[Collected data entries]

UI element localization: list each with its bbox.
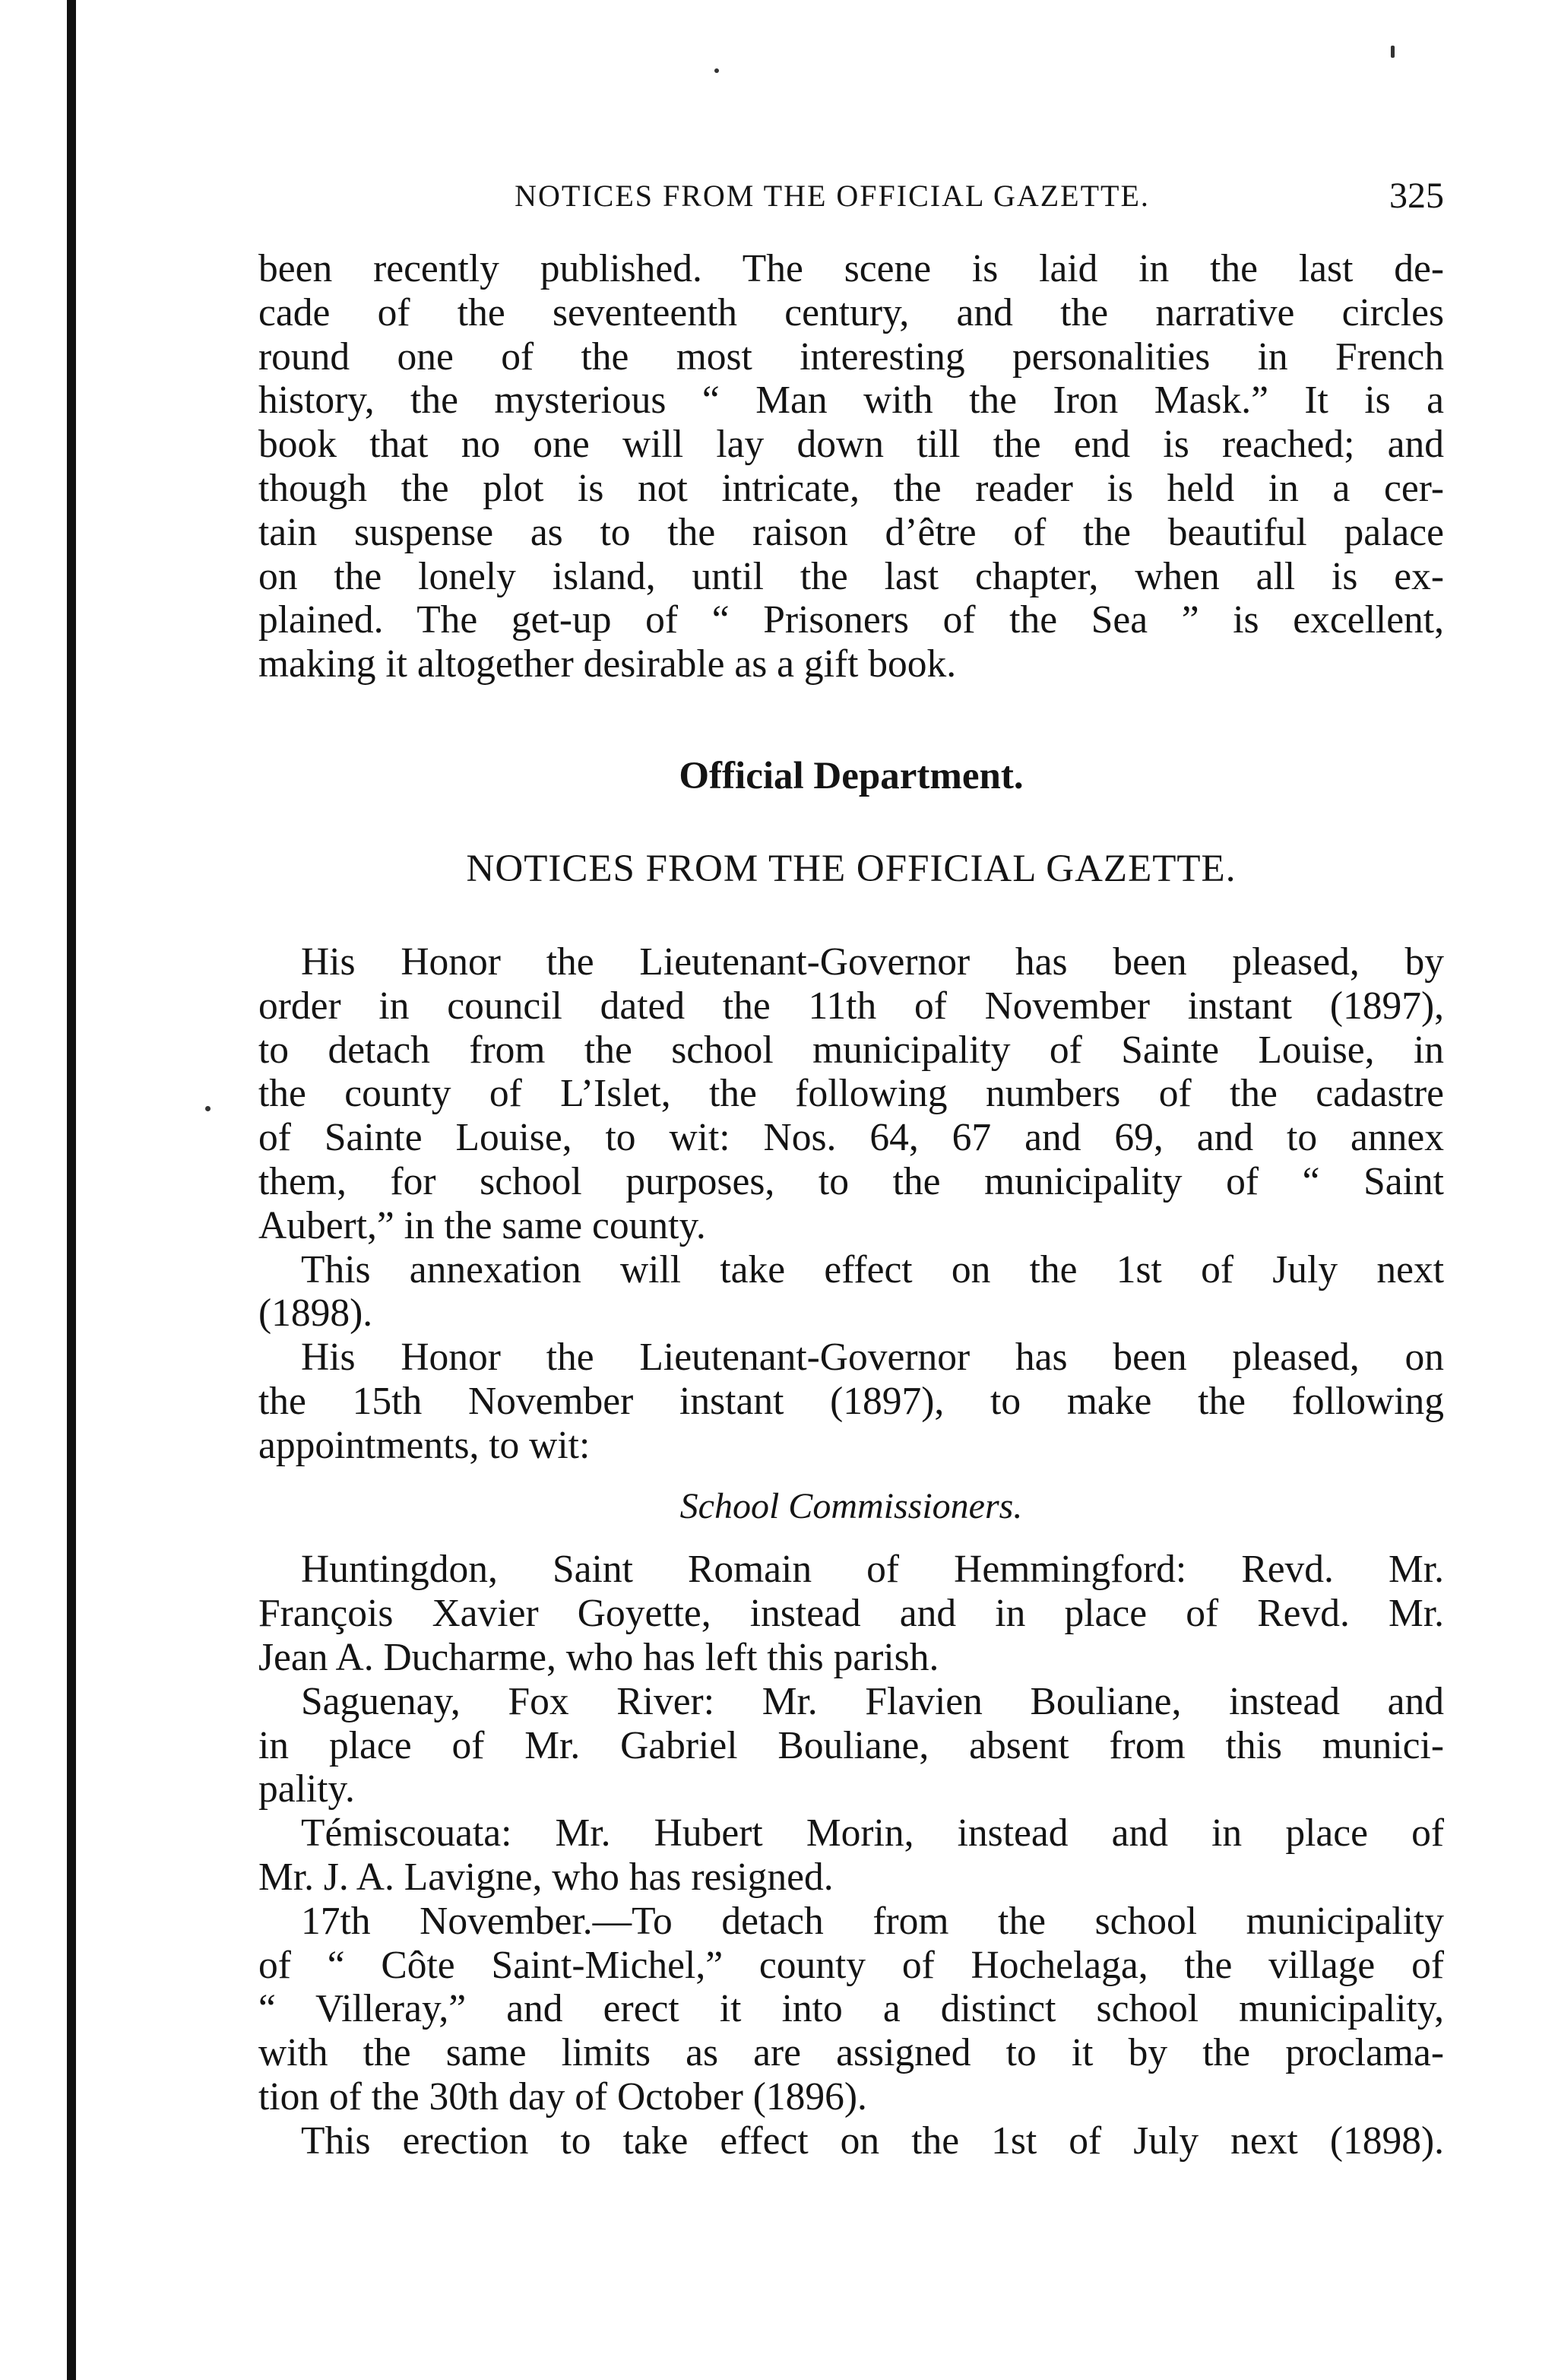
- text-line: Saguenay, Fox River: Mr. Flavien Bouliane, instead and: [301, 1679, 1444, 1723]
- text-line: pality.: [258, 1767, 355, 1811]
- text-line: order in council dated the 11th of November instant (1897),: [258, 984, 1444, 1028]
- official-department-heading: [258, 755, 1444, 799]
- gazette-heading: [258, 848, 1444, 892]
- text-line: round one of the most interesting personalities in French: [258, 334, 1444, 379]
- text-line: been recently published. The scene is laid in the last de-: [258, 247, 1444, 290]
- text-line: His Honor the Lieutenant-Governor has been pleased, on: [301, 1336, 1444, 1380]
- text-line: them, for school purposes, to the municipality of “ Saint: [258, 1159, 1444, 1203]
- text-line: Huntingdon, Saint Romain of Hemmingford: Revd. Mr.: [301, 1548, 1444, 1592]
- text-line: to detach from the school municipality of Sainte Louise, in: [258, 1028, 1444, 1072]
- book-review-paragraph: [258, 247, 1444, 686]
- text-line: tain suspense as to the raison d’être of the beautiful palace: [258, 510, 1444, 554]
- text-line: tion of the 30th day of October (1896).: [258, 2074, 867, 2119]
- text-line: history, the mysterious “ Man with the Iron Mask.” It is a: [258, 379, 1444, 423]
- text-line: plained. The get-up of “ Prisoners of the Sea ” is excellent,: [258, 598, 1444, 642]
- text-line: with the same limits as are assigned to it by the proclama-: [258, 2031, 1444, 2075]
- notices-title: NOTICES FROM THE OFFICIAL GAZETTE.: [466, 848, 1237, 890]
- text-line: François Xavier Goyette, instead and in place of Revd. Mr.: [258, 1592, 1444, 1636]
- running-title: NOTICES FROM THE OFFICIAL GAZETTE.: [515, 179, 1150, 213]
- text-line: (1898).: [258, 1291, 373, 1336]
- text-line: making it altogether desirable as a gift book.: [258, 642, 957, 686]
- book-binding-edge: [67, 0, 76, 2380]
- text-line: on the lonely island, until the last chapter, when all is ex-: [258, 554, 1444, 598]
- scan-speck: [714, 68, 719, 73]
- school-commissioners-heading: School Commissioners.: [679, 1485, 1023, 1526]
- text-line: His Honor the Lieutenant-Governor has been pleased, by: [301, 940, 1444, 984]
- text-line: This annexation will take effect on the 1st of July next: [301, 1247, 1444, 1291]
- text-line: Jean A. Ducharme, who has left this parish.: [258, 1635, 939, 1679]
- running-header: [258, 175, 1444, 219]
- text-line: of “ Côte Saint-Michel,” county of Hochelaga, the village of: [258, 1943, 1444, 1987]
- text-line: Aubert,” in the same county.: [258, 1203, 706, 1247]
- text-line: This erection to take effect on the 1st of July next (1898).: [301, 2119, 1444, 2163]
- page-number: 325: [1389, 176, 1444, 216]
- text-line: though the plot is not intricate, the reader is held in a cer-: [258, 466, 1444, 510]
- scan-speck: [205, 1106, 211, 1111]
- text-line: appointments, to wit:: [258, 1423, 591, 1467]
- text-line: Mr. J. A. Lavigne, who has resigned.: [258, 1855, 834, 1899]
- scan-speck: [1391, 46, 1395, 58]
- text-line: book that no one will lay down till the end is reached; and: [258, 423, 1444, 467]
- text-line: Témiscouata: Mr. Hubert Morin, instead and in place of: [301, 1811, 1444, 1856]
- text-line: 17th November.—To detach from the school municipality: [301, 1899, 1444, 1943]
- text-line: in place of Mr. Gabriel Bouliane, absent from this munici-: [258, 1723, 1444, 1767]
- text-line: cade of the seventeenth century, and the narrative circles: [258, 290, 1444, 334]
- section-title: Official Department.: [679, 755, 1024, 797]
- text-line: the 15th November instant (1897), to make the following: [258, 1379, 1444, 1423]
- text-line: of Sainte Louise, to wit: Nos. 64, 67 and 69, and to annex: [258, 1116, 1444, 1160]
- text-line: the county of L’Islet, the following numbers of the cadastre: [258, 1072, 1444, 1116]
- text-line: “ Villeray,” and erect it into a distinct school municipality,: [258, 1987, 1444, 2031]
- notices-body: [258, 940, 1444, 2163]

* [What you will do] Reproduce the material from the line with "- text-line: Saguenay, Fox" up to and including the line with "- gazette-heading: [258, 848, 1444, 892]", substituting "current" for "instant" and leaving everything else unchanged.

* [Worked solution]
- text-line: Saguenay, Fox River: Mr. Flavien Bouliane, instead and: [301, 1679, 1444, 1723]
- text-line: pality.: [258, 1767, 355, 1811]
- text-line: order in council dated the 11th of November current (1897),: [258, 984, 1444, 1028]
- official-department-heading: [258, 755, 1444, 799]
- gazette-heading: [258, 848, 1444, 892]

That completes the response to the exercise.